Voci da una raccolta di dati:
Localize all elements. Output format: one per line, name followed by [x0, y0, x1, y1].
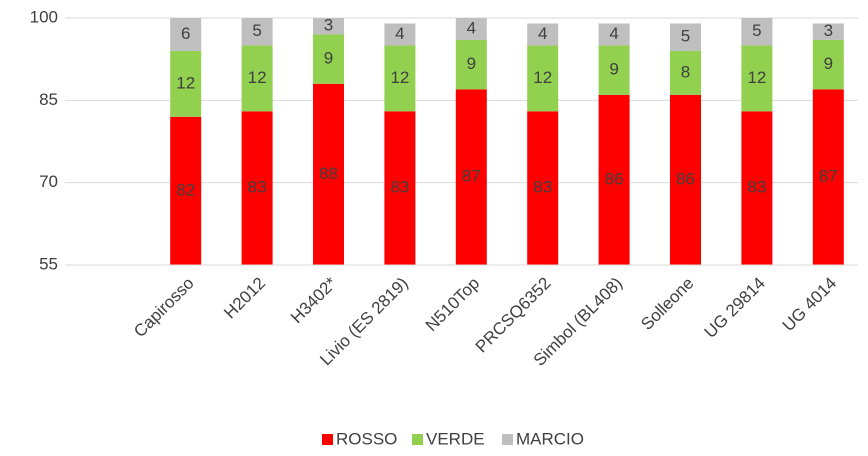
data-label: 4 [467, 18, 476, 37]
data-label: 6 [181, 24, 190, 43]
x-tick-label: H3402* [287, 273, 341, 327]
data-label: 9 [824, 54, 833, 73]
data-label: 12 [176, 73, 195, 92]
bar-segment [170, 116, 202, 265]
data-label: 5 [681, 27, 690, 46]
bar-segment [598, 45, 630, 95]
bar-segment [812, 89, 844, 265]
legend-label: VERDE [426, 429, 485, 448]
data-label: 3 [824, 21, 833, 40]
bar-segment [241, 111, 273, 265]
data-label: 9 [609, 60, 618, 79]
legend-label: ROSSO [336, 429, 397, 448]
data-label: 83 [533, 178, 552, 197]
data-label: 5 [252, 21, 261, 40]
bar-segment [741, 18, 773, 46]
data-label: 12 [390, 68, 409, 87]
bar-segment [812, 23, 844, 40]
x-tick-label: Capirosso [130, 274, 198, 342]
bar-segment [527, 45, 559, 112]
y-tick-label: 55 [39, 254, 58, 273]
bar-segment [384, 23, 416, 46]
bar-segment [455, 18, 487, 40]
bar-segment [241, 45, 273, 112]
y-tick-label: 100 [30, 7, 58, 26]
x-tick-label: N510Top [422, 274, 484, 336]
y-tick-label: 85 [39, 90, 58, 109]
bar-segment [598, 94, 630, 265]
bar-segment [313, 83, 344, 265]
bar-segment [670, 23, 701, 51]
data-label: 8 [681, 62, 690, 81]
x-tick-label: UG 4014 [779, 274, 841, 336]
data-label: 83 [390, 178, 409, 197]
data-label: 88 [319, 164, 338, 183]
data-label: 9 [467, 54, 476, 73]
data-label: 86 [605, 169, 624, 188]
data-label: 9 [324, 49, 333, 68]
legend-label: MARCIO [516, 429, 584, 448]
bar-segment [527, 23, 559, 46]
data-label: 87 [819, 167, 838, 186]
bar-segment [455, 89, 487, 265]
legend-swatch [412, 434, 423, 445]
bar-segment [241, 18, 273, 46]
x-tick-label: H2012 [220, 274, 269, 323]
data-label: 4 [538, 24, 547, 43]
data-label: 4 [609, 24, 618, 43]
bar-segment [170, 18, 202, 51]
data-label: 82 [176, 180, 195, 199]
bar-segment [384, 111, 416, 265]
bar-segment [384, 45, 416, 112]
data-label: 87 [462, 167, 481, 186]
data-label: 3 [324, 16, 333, 35]
data-label: 86 [676, 169, 695, 188]
bar-segment [741, 111, 773, 265]
bar-segment [455, 39, 487, 90]
x-tick-label: UG 29814 [701, 274, 769, 342]
data-label: 4 [395, 24, 404, 43]
legend-swatch [322, 434, 333, 445]
bar-segment [313, 34, 344, 84]
bar-segment [313, 18, 344, 35]
legend-swatch [502, 434, 513, 445]
bar-segment [527, 111, 559, 265]
x-tick-label: Solleone [637, 274, 697, 334]
bar-segment [670, 50, 701, 95]
data-label: 12 [533, 68, 552, 87]
data-label: 5 [752, 21, 761, 40]
data-label: 12 [747, 68, 766, 87]
y-tick-label: 70 [39, 172, 58, 191]
bar-segment [170, 50, 202, 117]
data-label: 83 [747, 178, 766, 197]
bar-segment [741, 45, 773, 112]
bar-segment [598, 23, 630, 46]
data-label: 12 [248, 68, 267, 87]
data-label: 83 [248, 178, 267, 197]
bar-segment [812, 39, 844, 90]
bar-segment [670, 94, 701, 265]
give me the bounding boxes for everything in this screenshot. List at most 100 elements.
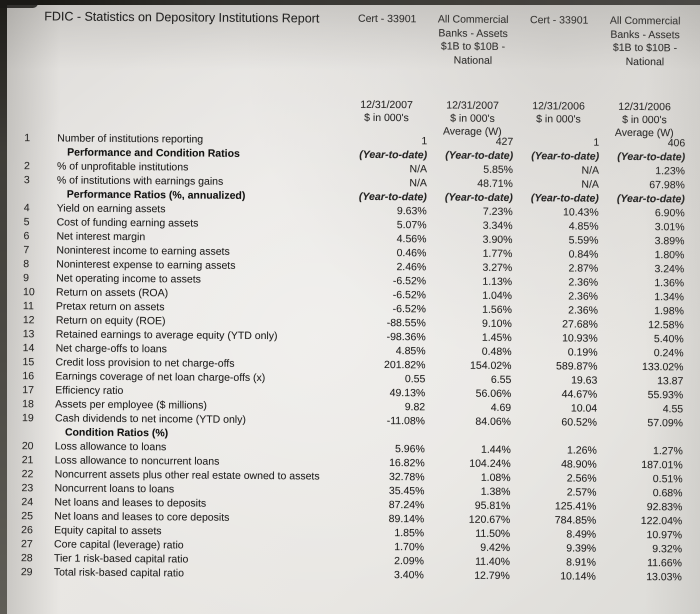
row-value: -11.08% <box>386 415 426 428</box>
row-value: 1.36% <box>654 277 685 290</box>
column-group-header-line: All Commercial <box>437 13 509 26</box>
row-number: 29 <box>20 566 33 579</box>
row-value: 9.32% <box>652 543 683 556</box>
row-value: 2.36% <box>568 290 599 303</box>
row-value: (Year-to-date) <box>617 150 686 164</box>
row-value: 0.46% <box>396 247 427 260</box>
row-value: 1.38% <box>480 485 511 499</box>
row-value: 10.14% <box>560 570 596 583</box>
row-value: 8.49% <box>566 528 597 541</box>
row-value: N/A <box>581 178 599 191</box>
row-value: 5.59% <box>568 234 599 247</box>
row-value: (Year-to-date) <box>531 150 600 163</box>
column-date: 12/31/2007 <box>360 98 413 112</box>
row-value: 0.24% <box>653 347 684 360</box>
row-value: 3.24% <box>654 263 685 276</box>
row-value: 57.09% <box>647 417 684 430</box>
row-value: 0.84% <box>568 248 599 261</box>
row-value: 1.26% <box>567 444 597 457</box>
column-units: $ in 000's <box>450 112 495 125</box>
row-value: 2.36% <box>568 304 598 317</box>
page-title: FDIC - Statistics on Depository Institut… <box>44 9 320 26</box>
row-number: 6 <box>23 230 30 243</box>
row-value: 87.24% <box>388 499 425 512</box>
row-value: 0.48% <box>481 345 512 359</box>
row-value: 154.02% <box>469 359 512 373</box>
row-number: 9 <box>23 272 30 285</box>
row-value: 92.83% <box>646 501 683 514</box>
row-value: 32.78% <box>388 471 425 484</box>
row-value: 1.98% <box>654 305 684 318</box>
column-headers: Cert - 33901 All Commercial Banks - Assets… <box>344 13 688 70</box>
row-value: 589.87% <box>555 360 598 373</box>
column-units: $ in 000's <box>622 113 667 127</box>
row-number: 1 <box>24 132 31 145</box>
column-date: 12/31/2006 <box>532 100 585 113</box>
row-value: 2.09% <box>394 555 425 568</box>
row-value: 11.40% <box>475 555 511 569</box>
row-value: 1 <box>593 136 600 149</box>
row-value: 11.50% <box>475 527 511 541</box>
row-value: 10.93% <box>562 332 598 345</box>
row-value: 5.40% <box>653 333 684 346</box>
row-value: 7.23% <box>482 205 513 219</box>
row-number: 2 <box>24 160 30 173</box>
row-number: 25 <box>21 510 34 523</box>
column-group-header: All Commercial Banks - Assets $1B to $10B … <box>430 13 516 68</box>
row-value: 16.82% <box>389 457 425 470</box>
column-group-header: Cert - 33901 <box>344 13 430 68</box>
row-value: 2.56% <box>566 472 597 485</box>
report-table: 1 Number of institutions reporting 1 427… <box>0 131 700 584</box>
column-group-header-line: National <box>453 54 493 67</box>
row-number: 12 <box>22 314 35 327</box>
row-value: 122.04% <box>640 515 683 528</box>
row-number: 22 <box>21 468 34 481</box>
column-date: 12/31/2007 <box>446 99 499 112</box>
row-value: 4.85% <box>395 345 426 358</box>
row-value: 1.77% <box>482 247 513 261</box>
row-number: 5 <box>23 216 30 229</box>
row-value: 1.56% <box>482 303 512 317</box>
row-label: Total risk-based capital ratio <box>53 566 185 580</box>
row-number: 23 <box>21 482 34 495</box>
column-subheader: 12/31/2007 $ in 000's <box>343 99 429 139</box>
row-value: 3.89% <box>654 235 685 248</box>
row-value: (Year-to-date) <box>358 190 427 204</box>
row-value: N/A <box>409 177 427 190</box>
row-value: 2.36% <box>568 276 599 289</box>
row-value: 187.01% <box>641 459 683 472</box>
row-value: 2.46% <box>396 261 427 274</box>
row-value: N/A <box>581 164 600 177</box>
column-group-header-line: Cert - 33901 <box>357 12 417 26</box>
row-value: 1.45% <box>481 331 512 345</box>
row-value: 35.45% <box>388 485 425 498</box>
row-value: 120.67% <box>468 513 511 527</box>
row-value: 1.13% <box>482 275 513 289</box>
column-group-header: Cert - 33901 <box>516 14 602 69</box>
row-number: 10 <box>23 286 35 299</box>
row-number: 14 <box>22 342 35 355</box>
row-value: 2.87% <box>568 262 599 275</box>
row-value: 1.04% <box>482 289 513 303</box>
photo-corner-top-left <box>0 0 38 8</box>
row-value: 3.34% <box>482 219 513 233</box>
row-value: 9.39% <box>566 542 597 555</box>
column-group-header-line: National <box>625 55 665 68</box>
row-value: 4.55 <box>662 403 684 416</box>
row-value: 48.90% <box>561 458 597 471</box>
column-subheader: 12/31/2006 $ in 000's Average (W) <box>601 101 687 141</box>
row-number: 21 <box>21 454 34 467</box>
row-value: 9.63% <box>396 205 427 218</box>
row-value: 1.27% <box>653 445 683 458</box>
row-number: 26 <box>21 524 33 537</box>
column-group-header-line: $1B to $10B - <box>612 41 678 55</box>
row-value: 0.68% <box>652 487 683 500</box>
row-value: 8.91% <box>566 556 597 569</box>
row-value: 3.01% <box>654 221 685 234</box>
row-value: 55.93% <box>647 389 684 402</box>
row-value: 133.02% <box>641 361 684 374</box>
row-value: 1.23% <box>655 165 686 178</box>
column-date: 12/31/2006 <box>618 100 671 114</box>
column-units: $ in 000's <box>364 111 409 125</box>
row-value: 84.06% <box>475 415 512 429</box>
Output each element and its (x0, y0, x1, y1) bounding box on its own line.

Richiesta: Puoi mettere in un elenco numerato le righe delle voci qui sopra, partendo da quella che contiene "row-value: -11.08% <box>386 415 426 428</box>" e proseguendo fino a quella che contiene "row-value: 0.46% <box>396 247 427 260</box>", entrambe incluse e senza le righe vuote?

Risposta:
1. row-value: -11.08% <box>386 415 426 428</box>
2. row-value: 1.36% <box>654 277 685 290</box>
3. column-group-header-line: All Commercial <box>437 13 509 26</box>
4. row-number: 29 <box>20 566 33 579</box>
5. row-value: 9.32% <box>652 543 683 556</box>
6. row-value: 2.36% <box>568 290 599 303</box>
7. row-value: (Year-to-date) <box>617 150 686 164</box>
8. row-value: 0.46% <box>396 247 427 260</box>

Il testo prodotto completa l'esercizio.